_EXERCISE INSTRUCTIONS_
Output the full listing below exactly as it reads, and skip anything that is a picture.

________________

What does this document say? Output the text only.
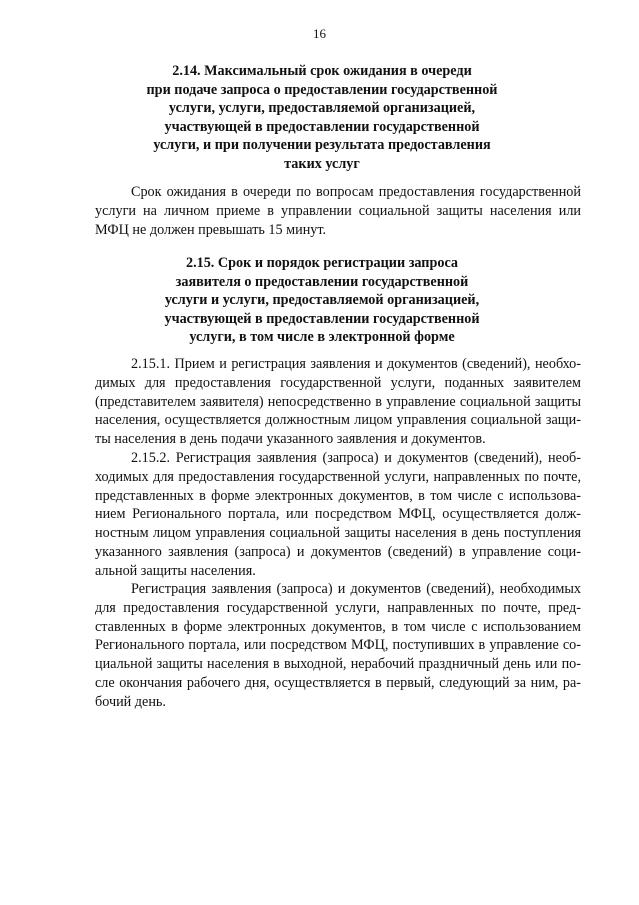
16
2.14. Максимальный срок ожидания в очереди
при подаче запроса о предоставлении государственной
услуги, услуги, предоставляемой организацией,
участвующей в предоставлении государственной
услуги, и при получении результата предоставления
таких услуг
Срок ожидания в очереди по вопросам предоставления государственной
услуги на личном приеме в управлении социальной защиты населения или
МФЦ не должен превышать 15 минут.
2.15. Срок и порядок регистрации запроса
заявителя о предоставлении государственной
услуги и услуги, предоставляемой организацией,
участвующей в предоставлении государственной
услуги, в том числе в электронной форме
2.15.1. Прием и регистрация заявления и документов (сведений), необхо-
димых для предоставления государственной услуги, поданных заявителем
(представителем заявителя) непосредственно в управление социальной защиты
населения, осуществляется должностным лицом управления социальной защи-
ты населения в день подачи указанного заявления и документов.
2.15.2. Регистрация заявления (запроса) и документов (сведений), необ-
ходимых для предоставления государственной услуги, направленных по почте,
представленных в форме электронных документов, в том числе с использова-
нием Регионального портала, или посредством МФЦ, осуществляется долж-
ностным лицом управления социальной защиты населения в день поступления
указанного заявления (запроса) и документов (сведений) в управление соци-
альной защиты населения.
Регистрация заявления (запроса) и документов (сведений), необходимых
для предоставления государственной услуги, направленных по почте, пред-
ставленных в форме электронных документов, в том числе с использованием
Регионального портала, или посредством МФЦ, поступивших в управление со-
циальной защиты населения в выходной, нерабочий праздничный день или по-
сле окончания рабочего дня, осуществляется в первый, следующий за ним, ра-
бочий день.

________________

_RESPONSE BELOW_
What does this document say? Output the text only.
16
2.14. Максимальный срок ожидания в очереди
при подаче запроса о предоставлении государственной
услуги, услуги, предоставляемой организацией,
участвующей в предоставлении государственной
услуги, и при получении результата предоставления
таких услуг
Срок ожидания в очереди по вопросам предоставления государственной
услуги на личном приеме в управлении социальной защиты населения или
МФЦ не должен превышать 15 минут.
2.15. Срок и порядок регистрации запроса
заявителя о предоставлении государственной
услуги и услуги, предоставляемой организацией,
участвующей в предоставлении государственной
услуги, в том числе в электронной форме
2.15.1. Прием и регистрация заявления и документов (сведений), необхо-
димых для предоставления государственной услуги, поданных заявителем
(представителем заявителя) непосредственно в управление социальной защиты
населения, осуществляется должностным лицом управления социальной защи-
ты населения в день подачи указанного заявления и документов.
2.15.2. Регистрация заявления (запроса) и документов (сведений), необ-
ходимых для предоставления государственной услуги, направленных по почте,
представленных в форме электронных документов, в том числе с использова-
нием Регионального портала, или посредством МФЦ, осуществляется долж-
ностным лицом управления социальной защиты населения в день поступления
указанного заявления (запроса) и документов (сведений) в управление соци-
альной защиты населения.
Регистрация заявления (запроса) и документов (сведений), необходимых
для предоставления государственной услуги, направленных по почте, пред-
ставленных в форме электронных документов, в том числе с использованием
Регионального портала, или посредством МФЦ, поступивших в управление со-
циальной защиты населения в выходной, нерабочий праздничный день или по-
сле окончания рабочего дня, осуществляется в первый, следующий за ним, ра-
бочий день.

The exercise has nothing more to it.